A block of data:
────────────────────────────────────────

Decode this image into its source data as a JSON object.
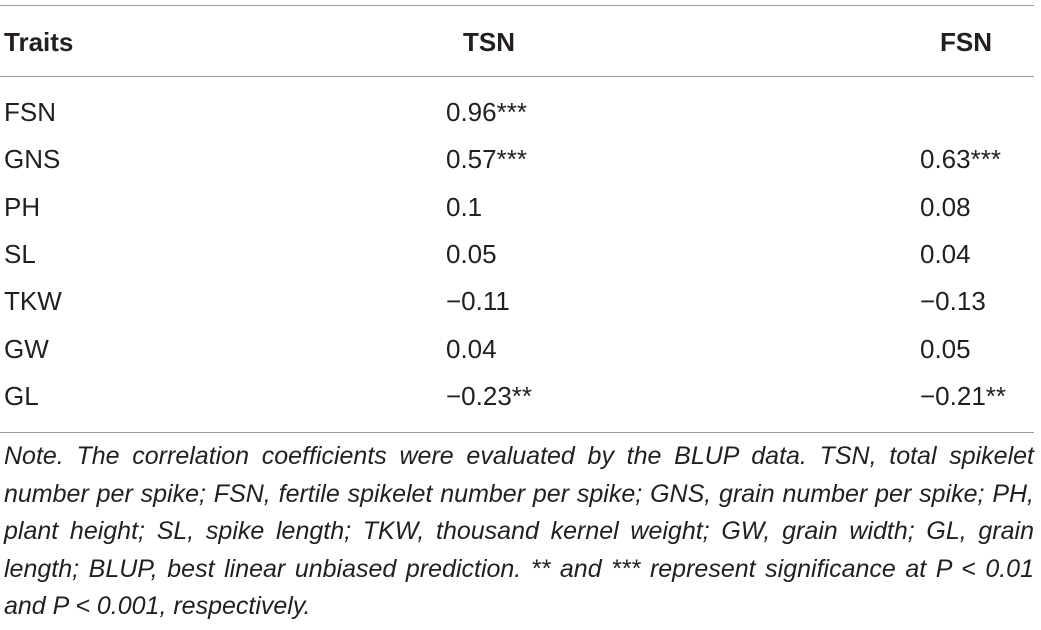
{
  "table": {
    "headers": [
      "Traits",
      "TSN",
      "FSN"
    ],
    "rows": [
      [
        "FSN",
        "0.96***",
        ""
      ],
      [
        "GNS",
        "0.57***",
        "0.63***"
      ],
      [
        "PH",
        "0.1",
        "0.08"
      ],
      [
        "SL",
        "0.05",
        "0.04"
      ],
      [
        "TKW",
        "−0.11",
        "−0.13"
      ],
      [
        "GW",
        "0.04",
        "0.05"
      ],
      [
        "GL",
        "−0.23**",
        "−0.21**"
      ]
    ],
    "note": "Note. The correlation coefficients were evaluated by the BLUP data. TSN, total spikelet number per spike; FSN, fertile spikelet number per spike; GNS, grain number per spike; PH, plant height; SL, spike length; TKW, thousand kernel weight; GW, grain width; GL, grain length; BLUP, best linear unbiased prediction. ** and *** represent significance at P < 0.01 and P < 0.001, respectively."
  }
}
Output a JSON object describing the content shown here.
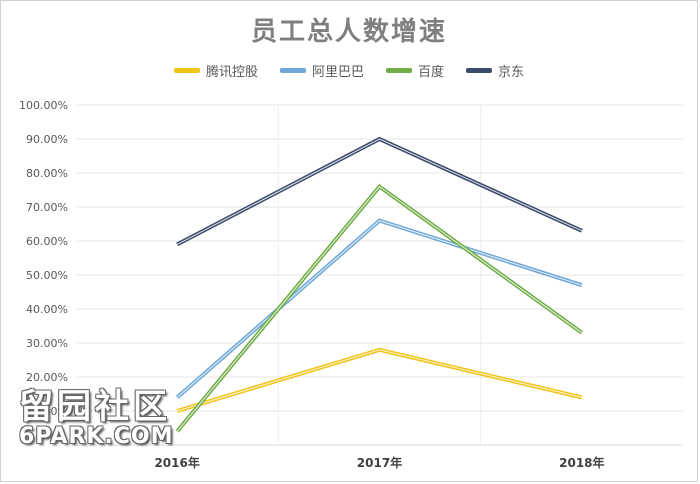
{
  "chart_data": {
    "type": "line",
    "title": "员工总人数增速",
    "categories": [
      "2016年",
      "2017年",
      "2018年"
    ],
    "ylim": [
      0,
      1
    ],
    "yticks": [
      "100.00%",
      "90.00%",
      "80.00%",
      "70.00%",
      "60.00%",
      "50.00%",
      "40.00%",
      "30.00%",
      "20.00%",
      "10.00%"
    ],
    "grid": true,
    "legend_position": "top",
    "series": [
      {
        "name": "腾讯控股",
        "color": "#f0c419",
        "values": [
          0.1,
          0.28,
          0.14
        ]
      },
      {
        "name": "阿里巴巴",
        "color": "#6fa8d8",
        "values": [
          0.14,
          0.66,
          0.47
        ]
      },
      {
        "name": "百度",
        "color": "#70ad47",
        "values": [
          0.04,
          0.76,
          0.33
        ]
      },
      {
        "name": "京东",
        "color": "#3b4b6b",
        "values": [
          0.59,
          0.9,
          0.63
        ]
      }
    ]
  },
  "watermark": {
    "line1": "留园社区",
    "line2": "6PARK.COM"
  }
}
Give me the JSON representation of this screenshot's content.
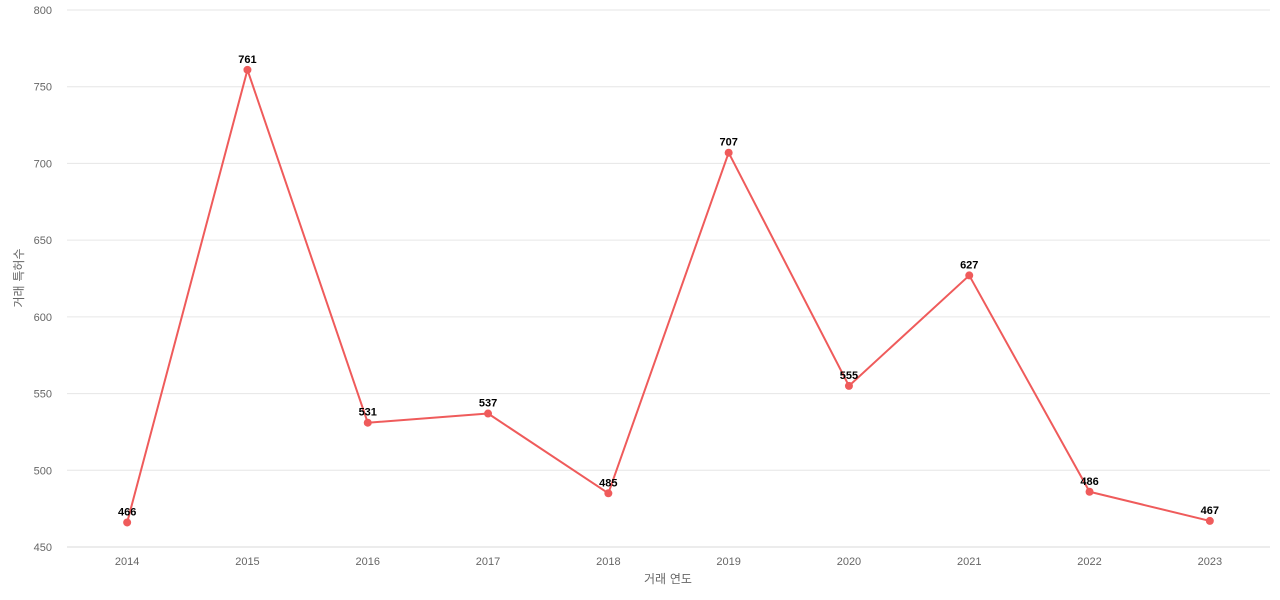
{
  "chart_data": {
    "type": "line",
    "title": "",
    "xlabel": "거래 연도",
    "ylabel": "거래 특허수",
    "x": [
      "2014",
      "2015",
      "2016",
      "2017",
      "2018",
      "2019",
      "2020",
      "2021",
      "2022",
      "2023"
    ],
    "series": [
      {
        "values": [
          466,
          761,
          531,
          537,
          485,
          707,
          555,
          627,
          486,
          467
        ],
        "color": "#ef5b5b"
      }
    ],
    "ylim": [
      450,
      800
    ],
    "yticks": [
      450,
      500,
      550,
      600,
      650,
      700,
      750,
      800
    ],
    "grid": true,
    "data_labels": true
  }
}
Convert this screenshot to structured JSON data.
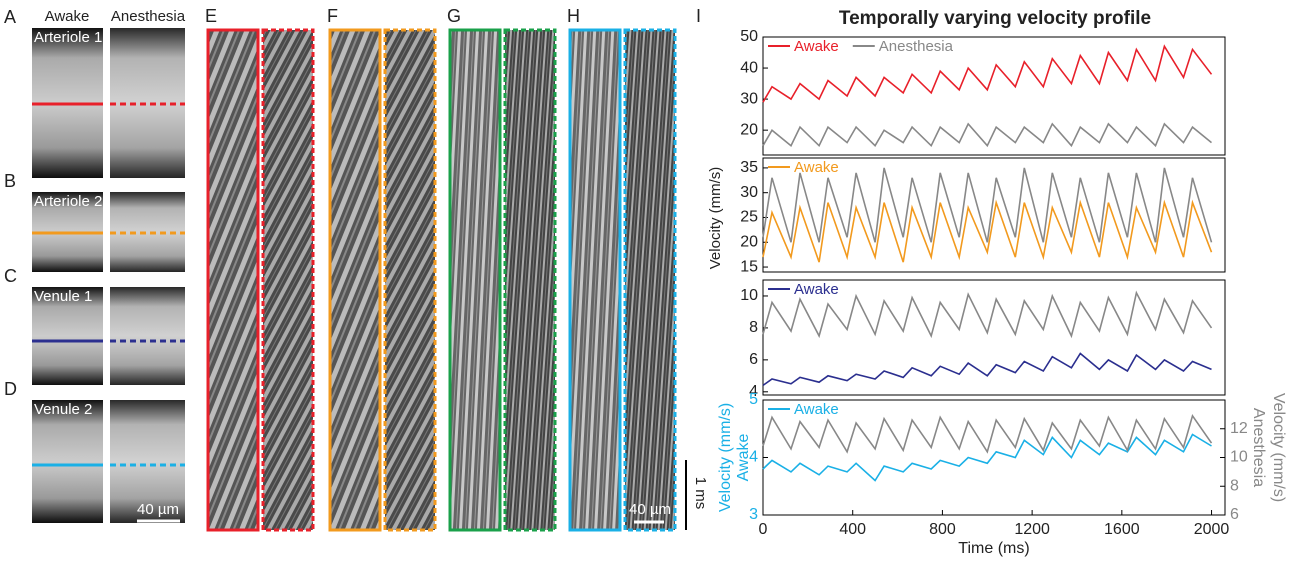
{
  "figure": {
    "column_headers": [
      "Awake",
      "Anesthesia"
    ],
    "image_panels": [
      {
        "letter": "A",
        "label": "Arteriole 1"
      },
      {
        "letter": "B",
        "label": "Arteriole 2"
      },
      {
        "letter": "C",
        "label": "Venule 1"
      },
      {
        "letter": "D",
        "label": "Venule 2"
      }
    ],
    "image_scale": "40 µm",
    "kymograph_letters": [
      "E",
      "F",
      "G",
      "H"
    ],
    "time_scale": "1 ms",
    "kymograph_scale": "40 µm",
    "chart_letter": "I"
  },
  "title": "Temporally varying velocity profile",
  "ylabel": "Velocity (mm/s)",
  "chart_data": [
    {
      "type": "line",
      "xlim": [
        0,
        2060
      ],
      "ylim": [
        12,
        50
      ],
      "yticks": [
        20,
        30,
        40,
        50
      ],
      "x": [
        0,
        40,
        125,
        165,
        250,
        290,
        375,
        415,
        500,
        540,
        625,
        665,
        750,
        790,
        875,
        915,
        1000,
        1040,
        1125,
        1165,
        1250,
        1290,
        1375,
        1415,
        1500,
        1540,
        1625,
        1665,
        1750,
        1790,
        1875,
        1915,
        2000
      ],
      "series": [
        {
          "name": "Awake",
          "color": "#e8202a",
          "values": [
            29,
            34,
            30,
            35,
            30,
            36,
            31,
            37,
            31,
            37,
            32,
            38,
            32,
            39,
            33,
            40,
            33,
            41,
            34,
            42,
            34,
            43,
            35,
            44,
            35,
            45,
            36,
            46,
            36,
            47,
            37,
            46,
            38
          ]
        },
        {
          "name": "Anesthesia",
          "color": "#888888",
          "values": [
            15,
            20,
            15,
            21,
            15,
            21,
            16,
            21,
            15,
            20,
            16,
            21,
            15,
            21,
            16,
            22,
            15,
            21,
            16,
            21,
            16,
            22,
            15,
            21,
            16,
            22,
            16,
            21,
            15,
            22,
            16,
            21,
            16
          ]
        }
      ]
    },
    {
      "type": "line",
      "xlim": [
        0,
        2060
      ],
      "ylim": [
        14,
        37
      ],
      "yticks": [
        15,
        20,
        25,
        30,
        35
      ],
      "x": [
        0,
        40,
        125,
        165,
        250,
        290,
        375,
        415,
        500,
        540,
        625,
        665,
        750,
        790,
        875,
        915,
        1000,
        1040,
        1125,
        1165,
        1250,
        1290,
        1375,
        1415,
        1500,
        1540,
        1625,
        1665,
        1750,
        1790,
        1875,
        1915,
        2000
      ],
      "series": [
        {
          "name": "Awake",
          "color": "#f29a1e",
          "values": [
            17,
            26,
            17,
            27,
            16,
            28,
            17,
            27,
            17,
            28,
            16,
            27,
            17,
            28,
            17,
            27,
            18,
            28,
            17,
            28,
            17,
            27,
            18,
            28,
            17,
            28,
            17,
            27,
            18,
            28,
            17,
            28,
            18
          ]
        },
        {
          "color": "#888888",
          "values": [
            21,
            33,
            20,
            34,
            20,
            33,
            21,
            34,
            20,
            35,
            21,
            33,
            20,
            34,
            21,
            34,
            20,
            33,
            21,
            35,
            20,
            34,
            21,
            33,
            20,
            34,
            21,
            34,
            20,
            35,
            21,
            33,
            20
          ]
        }
      ]
    },
    {
      "type": "line",
      "xlim": [
        0,
        2060
      ],
      "ylim": [
        3.8,
        11
      ],
      "yticks": [
        4,
        6,
        8,
        10
      ],
      "x": [
        0,
        40,
        125,
        165,
        250,
        290,
        375,
        415,
        500,
        540,
        625,
        665,
        750,
        790,
        875,
        915,
        1000,
        1040,
        1125,
        1165,
        1250,
        1290,
        1375,
        1415,
        1500,
        1540,
        1625,
        1665,
        1750,
        1790,
        1875,
        1915,
        2000
      ],
      "series": [
        {
          "name": "Awake",
          "color": "#2b2f8f",
          "values": [
            4.4,
            4.8,
            4.5,
            4.9,
            4.6,
            5.0,
            4.7,
            5.1,
            4.8,
            5.3,
            4.9,
            5.5,
            5.0,
            5.6,
            5.1,
            5.8,
            5.0,
            5.7,
            5.2,
            5.9,
            5.3,
            6.2,
            5.5,
            6.4,
            5.4,
            6.0,
            5.3,
            6.3,
            5.4,
            6.0,
            5.3,
            5.9,
            5.4
          ]
        },
        {
          "color": "#888888",
          "values": [
            7.6,
            9.6,
            7.8,
            9.8,
            7.5,
            9.5,
            7.9,
            10.0,
            7.6,
            9.7,
            7.8,
            9.9,
            7.5,
            9.6,
            7.9,
            10.1,
            7.7,
            9.8,
            7.6,
            9.7,
            7.9,
            10.0,
            7.5,
            9.6,
            7.8,
            9.9,
            7.6,
            10.2,
            7.9,
            9.8,
            7.7,
            9.7,
            8.0
          ]
        }
      ]
    },
    {
      "type": "line",
      "xlim": [
        0,
        2060
      ],
      "ylim": [
        3,
        5
      ],
      "yticks": [
        3,
        4,
        5
      ],
      "ycolor": "#1ab0e6",
      "y2lim": [
        6,
        14
      ],
      "y2ticks": [
        6,
        8,
        10,
        12
      ],
      "y2color": "#888888",
      "ylabel": "Velocity (mm/s)",
      "ylabel_group": "Awake",
      "y2label": "Velocity (mm/s)",
      "y2label_group": "Anesthesia",
      "xlabel": "Time (ms)",
      "xticks": [
        0,
        400,
        800,
        1200,
        1600,
        2000
      ],
      "x": [
        0,
        40,
        125,
        165,
        250,
        290,
        375,
        415,
        500,
        540,
        625,
        665,
        750,
        790,
        875,
        915,
        1000,
        1040,
        1125,
        1165,
        1250,
        1290,
        1375,
        1415,
        1500,
        1540,
        1625,
        1665,
        1750,
        1790,
        1875,
        1915,
        2000
      ],
      "series": [
        {
          "name": "Awake",
          "color": "#1ab0e6",
          "values": [
            3.8,
            3.95,
            3.75,
            3.9,
            3.7,
            3.85,
            3.75,
            3.9,
            3.6,
            3.85,
            3.75,
            3.9,
            3.8,
            3.95,
            3.85,
            4.0,
            3.9,
            4.1,
            4.0,
            4.3,
            4.05,
            4.35,
            4.0,
            4.3,
            4.05,
            4.25,
            4.1,
            4.35,
            4.05,
            4.3,
            4.1,
            4.4,
            4.2
          ]
        },
        {
          "axis": "y2",
          "color": "#888888",
          "values": [
            10.8,
            12.8,
            10.6,
            12.5,
            10.7,
            12.6,
            10.4,
            12.4,
            10.6,
            12.7,
            10.5,
            12.6,
            10.7,
            12.8,
            10.6,
            12.5,
            10.4,
            12.6,
            10.7,
            12.7,
            10.5,
            12.4,
            10.6,
            12.6,
            10.8,
            12.8,
            10.5,
            12.6,
            10.6,
            12.7,
            10.7,
            12.9,
            11.0
          ]
        }
      ]
    }
  ]
}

────────────────────────────────────────

Task requirements:
Where does the word "this" appear? Return each line that holds it.

Full solution:
Decode this image into its source data as a JSON object.
Give me the JSON representation of this screenshot's content.
Convert this screenshot to structured JSON data.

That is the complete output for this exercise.